▸ Passage provided
■ ■ ■ ■ ■ ■ ■

IN the late seventies I had, gone to Calcutta as part of Government of India committee and one morning we met Jyoti Basu in his office. In the evening we were flying back to Delhi and jouncing alongwith us in the rattling Indian Airlines bus on way to the plane we met Jyoti Babu again. We were greatly impressed. But things change. A few days ago on a empty highway next to paddy fields near Jhargram (in Midnapore) a couple of jeeps approached us from the other side. On one was mounted a red light and, under it, a sign saying Pilot. My two companions called out in mock-excitement, "Mantri, Mantri" and sure enough there was a West Bengal minister hunkered down in the rear seat. There was not a person in sight.

■ ■ ■ ■ ■ ■ ■

▸ Required actions
1) Copy the stretch of the passage about Jyoti Basu from "IN the late" through "person in sight." word for word.
2) In the passage about Jyoti Basu, what sign was mounted under the red light on one of the jeeps?
3) Pick up the passage about Jyoti Basu after its final sentence and keep it going.

■ ■ ■ ■ ■ ■ ■

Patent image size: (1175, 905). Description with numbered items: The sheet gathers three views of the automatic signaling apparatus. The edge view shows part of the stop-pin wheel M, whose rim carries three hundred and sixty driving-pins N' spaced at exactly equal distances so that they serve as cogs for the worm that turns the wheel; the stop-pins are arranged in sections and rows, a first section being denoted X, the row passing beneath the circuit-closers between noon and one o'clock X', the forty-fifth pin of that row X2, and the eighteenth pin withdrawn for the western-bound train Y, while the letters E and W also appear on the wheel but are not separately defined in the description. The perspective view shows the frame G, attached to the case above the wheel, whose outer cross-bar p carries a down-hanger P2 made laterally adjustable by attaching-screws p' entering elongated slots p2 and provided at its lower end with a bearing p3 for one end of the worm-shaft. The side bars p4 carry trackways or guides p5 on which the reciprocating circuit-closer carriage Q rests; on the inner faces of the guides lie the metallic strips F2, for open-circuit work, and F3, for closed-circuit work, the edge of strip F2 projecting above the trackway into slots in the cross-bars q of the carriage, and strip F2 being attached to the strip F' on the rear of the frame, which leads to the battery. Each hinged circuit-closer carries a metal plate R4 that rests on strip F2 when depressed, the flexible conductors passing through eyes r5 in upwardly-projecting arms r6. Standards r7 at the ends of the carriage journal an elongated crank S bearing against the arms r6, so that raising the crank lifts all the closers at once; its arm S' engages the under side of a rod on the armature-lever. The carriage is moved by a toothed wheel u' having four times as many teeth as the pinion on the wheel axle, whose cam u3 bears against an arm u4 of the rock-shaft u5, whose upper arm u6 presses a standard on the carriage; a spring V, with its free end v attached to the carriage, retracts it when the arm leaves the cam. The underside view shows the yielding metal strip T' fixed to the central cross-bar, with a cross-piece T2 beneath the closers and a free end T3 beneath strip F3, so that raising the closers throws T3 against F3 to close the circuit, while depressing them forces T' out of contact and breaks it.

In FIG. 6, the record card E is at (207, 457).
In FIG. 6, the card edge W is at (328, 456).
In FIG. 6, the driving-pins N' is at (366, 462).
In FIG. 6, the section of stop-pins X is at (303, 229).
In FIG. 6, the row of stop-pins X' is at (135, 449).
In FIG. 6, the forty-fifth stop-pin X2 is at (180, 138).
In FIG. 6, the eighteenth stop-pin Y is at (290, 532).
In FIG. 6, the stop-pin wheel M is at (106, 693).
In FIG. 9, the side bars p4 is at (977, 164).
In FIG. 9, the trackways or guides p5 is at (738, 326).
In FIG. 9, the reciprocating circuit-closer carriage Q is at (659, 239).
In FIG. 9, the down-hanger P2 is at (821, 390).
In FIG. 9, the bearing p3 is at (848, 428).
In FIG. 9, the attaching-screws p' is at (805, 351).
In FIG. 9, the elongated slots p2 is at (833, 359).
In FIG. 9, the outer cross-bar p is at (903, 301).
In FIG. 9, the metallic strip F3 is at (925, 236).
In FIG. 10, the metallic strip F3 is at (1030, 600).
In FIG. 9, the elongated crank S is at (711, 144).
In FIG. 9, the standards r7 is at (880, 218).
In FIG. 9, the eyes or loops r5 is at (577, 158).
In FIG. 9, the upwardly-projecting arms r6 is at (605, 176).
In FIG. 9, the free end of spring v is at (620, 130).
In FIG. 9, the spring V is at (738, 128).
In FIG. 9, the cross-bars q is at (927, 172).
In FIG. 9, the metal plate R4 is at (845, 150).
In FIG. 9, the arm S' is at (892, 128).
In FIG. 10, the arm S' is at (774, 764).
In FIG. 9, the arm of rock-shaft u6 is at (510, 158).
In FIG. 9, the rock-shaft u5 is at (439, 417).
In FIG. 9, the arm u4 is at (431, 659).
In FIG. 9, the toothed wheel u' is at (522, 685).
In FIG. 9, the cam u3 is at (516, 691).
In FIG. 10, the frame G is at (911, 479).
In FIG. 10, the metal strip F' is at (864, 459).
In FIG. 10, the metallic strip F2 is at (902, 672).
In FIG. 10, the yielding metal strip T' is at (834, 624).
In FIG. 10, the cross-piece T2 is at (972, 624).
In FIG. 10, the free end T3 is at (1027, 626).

■ ■ ■ ■ ■ ■ ■

▸ Outputs for the tasks
1)
IN the late seventies I had, gone to Calcutta as part of Government of India committee and one morning we met Jyoti Basu in his office. In the evening we were flying back to Delhi and jouncing alongwith us in the rattling Indian Airlines bus on way to the plane we met Jyoti Babu again. We were greatly impressed. But things change. A few days ago on a empty highway next to paddy fields near Jhargram (in Midnapore) a couple of jeeps approached us from the other side. On one was mounted a red light and, under it, a sign saying Pilot. My two companions called out in mock-excitement, "Mantri, Mantri" and sure enough there was a West Bengal minister hunkered down in the rear seat. There was not a person in sight.

2) A sign saying Pilot.

3)
What the CPI (M) set out to do in West Bengal hasnt disappeared completely. By no means. The mobilisation of the landless and the low castes, the phasing out of social inequality, the redistribution of land and decentralisation of local government, have indeed done something lasting for the state and its people, something which an ideology-shorn Congress party could never have done. But over the years some of the shine has worn off. At the same time, some of the ideological stiffness has also become flexible. Corruption over real estate, for instance, has tarnished the party. In the districts of the state which is sixth in urbanisation (mainly, of course, because of Calcutta) most people believe that all advancement, all taking out of glitches, all chances of employment or grants are through the party and its henchmen.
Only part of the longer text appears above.